Dataset records
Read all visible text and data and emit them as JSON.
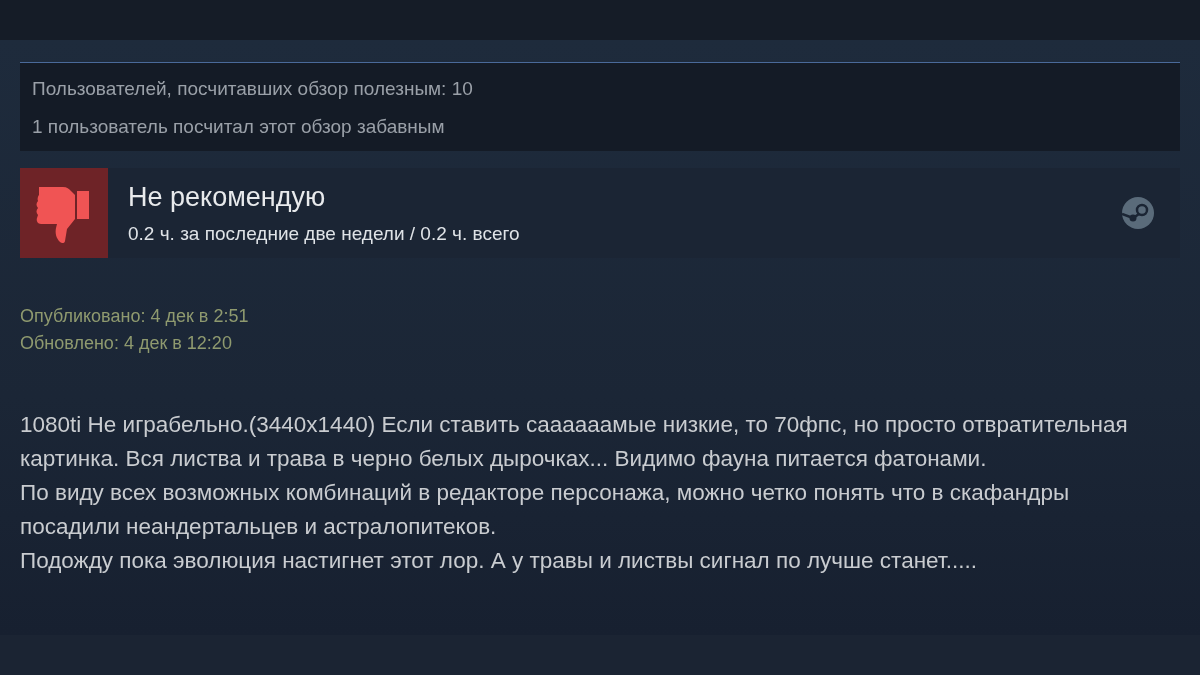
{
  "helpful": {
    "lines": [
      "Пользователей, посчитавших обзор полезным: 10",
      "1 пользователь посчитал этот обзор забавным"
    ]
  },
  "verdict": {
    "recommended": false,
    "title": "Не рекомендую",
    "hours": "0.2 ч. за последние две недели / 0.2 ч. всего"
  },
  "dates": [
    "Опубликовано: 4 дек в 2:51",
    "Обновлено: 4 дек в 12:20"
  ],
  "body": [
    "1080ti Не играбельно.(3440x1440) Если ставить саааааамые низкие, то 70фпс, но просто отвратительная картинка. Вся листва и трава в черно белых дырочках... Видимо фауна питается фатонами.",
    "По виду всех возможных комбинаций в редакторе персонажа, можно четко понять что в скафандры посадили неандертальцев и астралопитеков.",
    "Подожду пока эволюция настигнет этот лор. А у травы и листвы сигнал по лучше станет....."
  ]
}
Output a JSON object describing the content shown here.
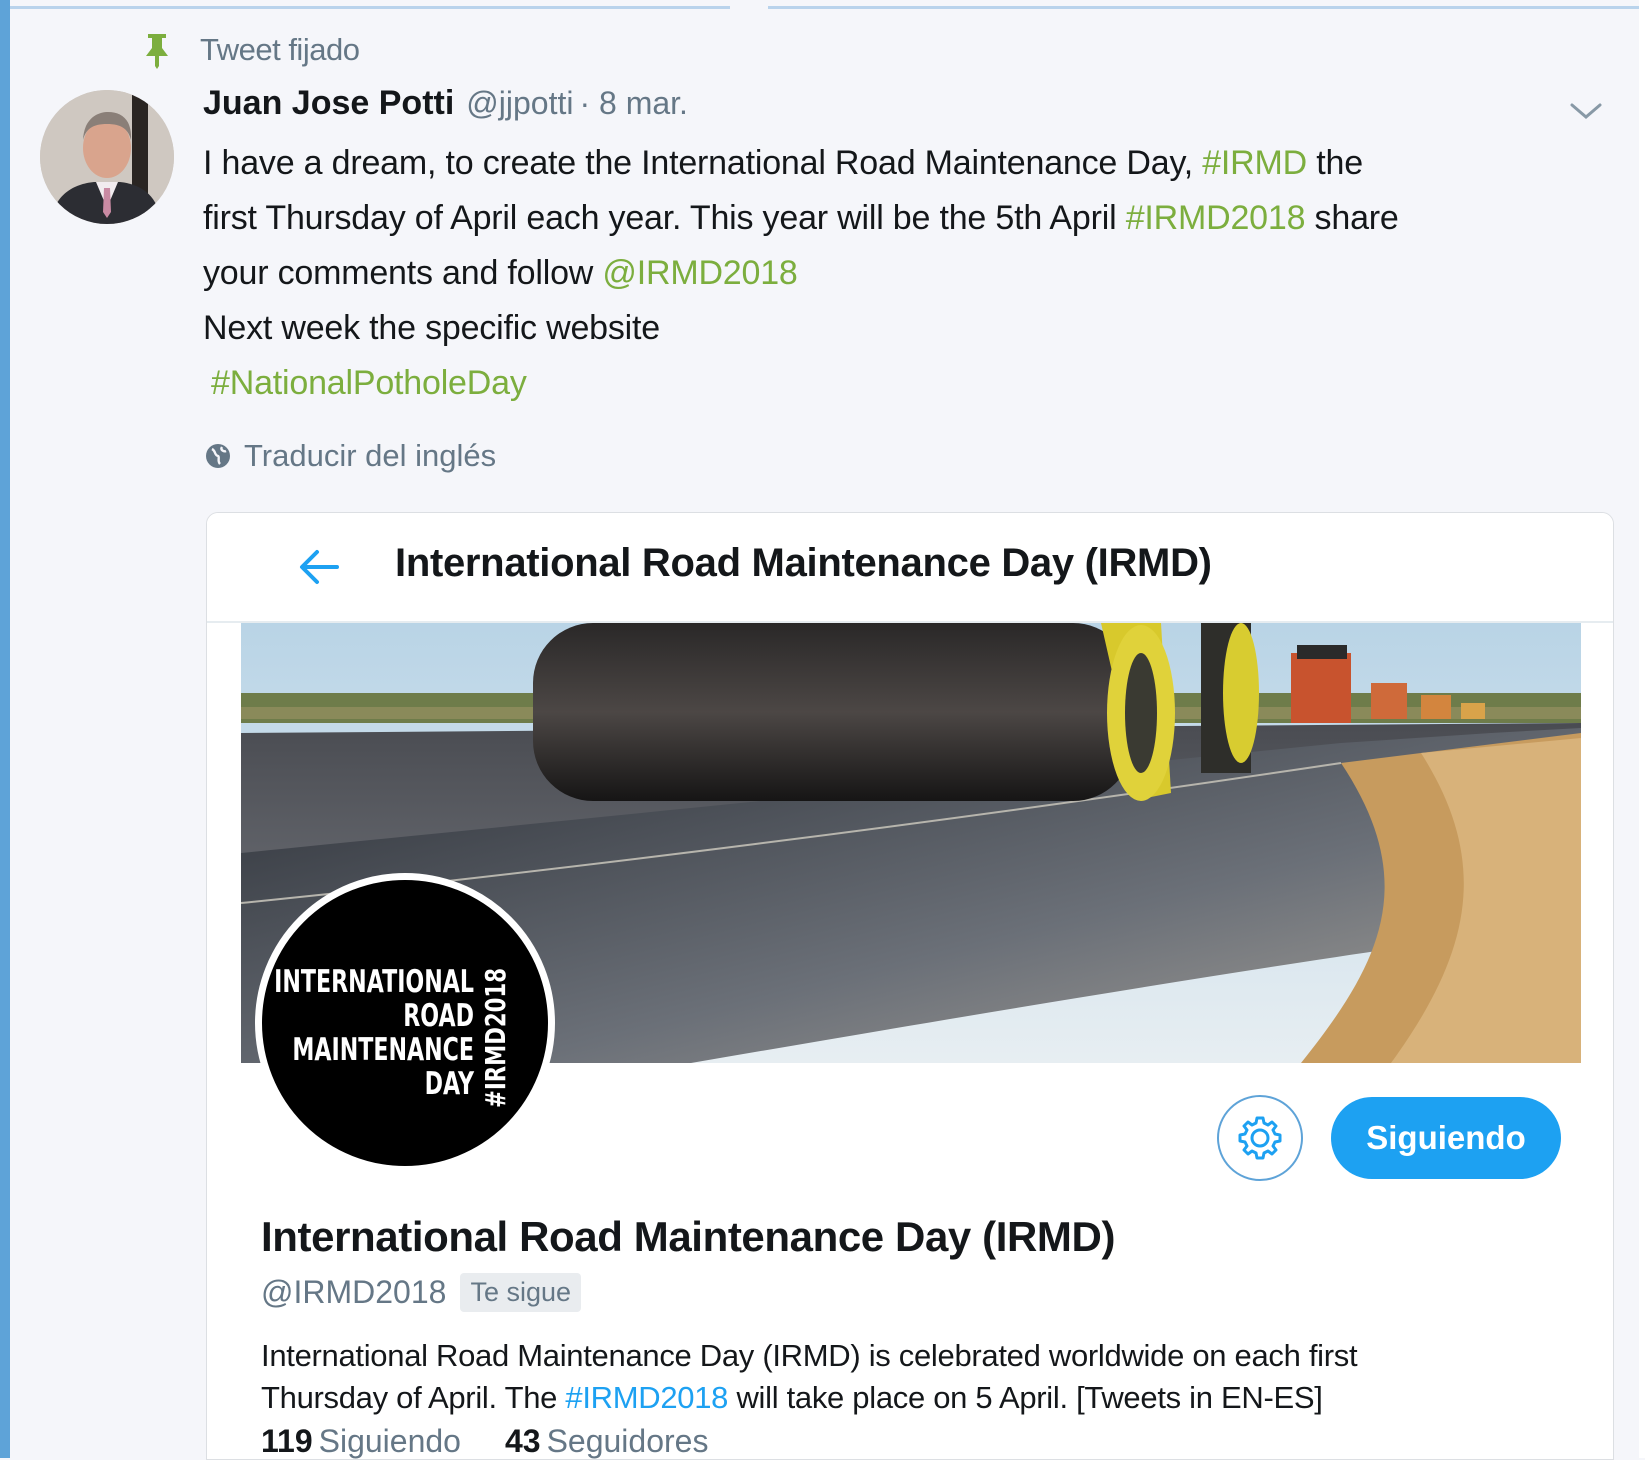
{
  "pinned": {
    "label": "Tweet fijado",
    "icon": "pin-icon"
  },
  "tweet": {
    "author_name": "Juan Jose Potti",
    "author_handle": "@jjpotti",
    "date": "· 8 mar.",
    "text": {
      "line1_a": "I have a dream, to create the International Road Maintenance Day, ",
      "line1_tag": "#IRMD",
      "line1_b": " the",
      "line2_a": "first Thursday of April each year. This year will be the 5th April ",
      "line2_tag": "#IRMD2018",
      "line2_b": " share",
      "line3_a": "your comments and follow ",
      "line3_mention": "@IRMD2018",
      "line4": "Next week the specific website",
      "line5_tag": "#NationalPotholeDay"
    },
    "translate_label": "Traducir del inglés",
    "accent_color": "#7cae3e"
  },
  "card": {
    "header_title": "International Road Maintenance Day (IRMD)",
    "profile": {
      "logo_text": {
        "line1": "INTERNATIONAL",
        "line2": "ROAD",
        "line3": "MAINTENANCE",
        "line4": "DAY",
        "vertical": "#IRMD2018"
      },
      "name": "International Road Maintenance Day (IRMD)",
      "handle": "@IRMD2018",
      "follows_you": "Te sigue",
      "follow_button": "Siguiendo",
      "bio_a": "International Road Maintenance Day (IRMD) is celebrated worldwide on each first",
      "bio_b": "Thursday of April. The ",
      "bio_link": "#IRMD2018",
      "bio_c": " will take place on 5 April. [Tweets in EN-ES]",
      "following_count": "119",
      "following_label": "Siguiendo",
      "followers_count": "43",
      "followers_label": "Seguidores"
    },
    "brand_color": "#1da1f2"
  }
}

SHORT PROBLEM - From the records given above, reproduce all text exactly and exclude each picture.

EXERCISE SOLUTION -
Read all visible text and data and emit them as JSON.
{
  "helpful": {
    "lines": [
      "Пользователей, посчитавших обзор полезным: 10",
      "1 пользователь посчитал этот обзор забавным"
    ]
  },
  "verdict": {
    "recommended": false,
    "title": "Не рекомендую",
    "hours": "0.2 ч. за последние две недели / 0.2 ч. всего"
  },
  "dates": [
    "Опубликовано: 4 дек в 2:51",
    "Обновлено: 4 дек в 12:20"
  ],
  "body": [
    "1080ti Не играбельно.(3440x1440) Если ставить саааааамые низкие, то 70фпс, но просто отвратительная картинка. Вся листва и трава в черно белых дырочках... Видимо фауна питается фатонами.",
    "По виду всех возможных комбинаций в редакторе персонажа, можно четко понять что в скафандры посадили неандертальцев и астралопитеков.",
    "Подожду пока эволюция настигнет этот лор. А у травы и листвы сигнал по лучше станет....."
  ]
}
Output a JSON object describing the content shown here.
{
  "pinned": {
    "label": "Tweet fijado",
    "icon": "pin-icon"
  },
  "tweet": {
    "author_name": "Juan Jose Potti",
    "author_handle": "@jjpotti",
    "date": "· 8 mar.",
    "text": {
      "line1_a": "I have a dream, to create the International Road Maintenance Day, ",
      "line1_tag": "#IRMD",
      "line1_b": " the",
      "line2_a": "first Thursday of April each year. This year will be the 5th April ",
      "line2_tag": "#IRMD2018",
      "line2_b": " share",
      "line3_a": "your comments and follow ",
      "line3_mention": "@IRMD2018",
      "line4": "Next week the specific website",
      "line5_tag": "#NationalPotholeDay"
    },
    "translate_label": "Traducir del inglés",
    "accent_color": "#7cae3e"
  },
  "card": {
    "header_title": "International Road Maintenance Day (IRMD)",
    "profile": {
      "logo_text": {
        "line1": "INTERNATIONAL",
        "line2": "ROAD",
        "line3": "MAINTENANCE",
        "line4": "DAY",
        "vertical": "#IRMD2018"
      },
      "name": "International Road Maintenance Day (IRMD)",
      "handle": "@IRMD2018",
      "follows_you": "Te sigue",
      "follow_button": "Siguiendo",
      "bio_a": "International Road Maintenance Day (IRMD) is celebrated worldwide on each first",
      "bio_b": "Thursday of April. The ",
      "bio_link": "#IRMD2018",
      "bio_c": " will take place on 5 April. [Tweets in EN-ES]",
      "following_count": "119",
      "following_label": "Siguiendo",
      "followers_count": "43",
      "followers_label": "Seguidores"
    },
    "brand_color": "#1da1f2"
  }
}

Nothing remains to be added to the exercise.